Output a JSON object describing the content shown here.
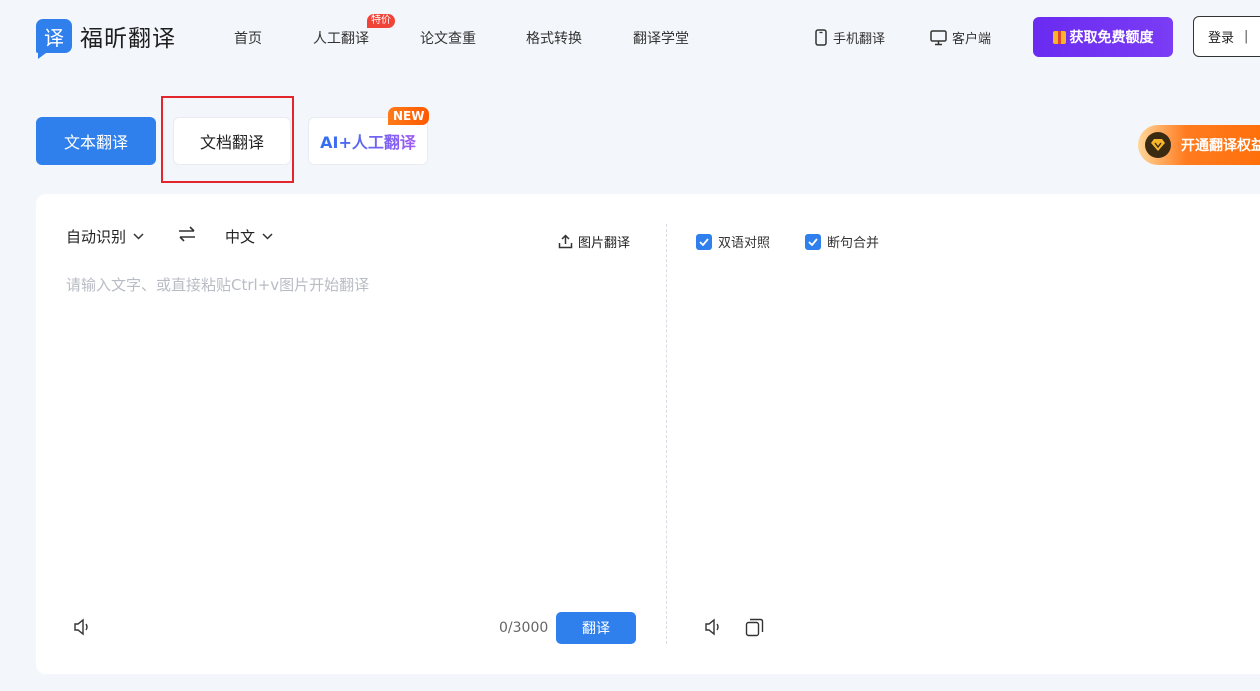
{
  "logo": {
    "badge": "译",
    "name": "福昕翻译"
  },
  "nav": [
    {
      "label": "首页"
    },
    {
      "label": "人工翻译",
      "tag": "特价"
    },
    {
      "label": "论文查重"
    },
    {
      "label": "格式转换"
    },
    {
      "label": "翻译学堂"
    }
  ],
  "header_right": {
    "mobile": "手机翻译",
    "client": "客户端",
    "promo": "获取免费额度",
    "login": "登录",
    "login_sep": "|"
  },
  "tabs": {
    "text": "文本翻译",
    "document": "文档翻译",
    "ai": "AI+人工翻译",
    "new_badge": "NEW"
  },
  "vip_banner": "开通翻译权益",
  "source": {
    "lang": "自动识别",
    "target_lang": "中文",
    "image_translate": "图片翻译",
    "placeholder": "请输入文字、或直接粘贴Ctrl+v图片开始翻译",
    "counter": "0/3000",
    "translate_button": "翻译"
  },
  "target": {
    "bilingual": "双语对照",
    "merge": "断句合并"
  },
  "colors": {
    "accent": "#2f80ed",
    "promo": "#6a2bf1",
    "highlight": "#e3262b",
    "orange": "#ff6a00"
  }
}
· · ·
WHAT IS NEEDED ->
Using the data above, copy each line that contains "label".

ANSWER FOR THIS EXERCISE ->
      "label": "首页"
      "label": "人工翻译",
      "label": "论文查重"
      "label": "格式转换"
      "label": "翻译学堂"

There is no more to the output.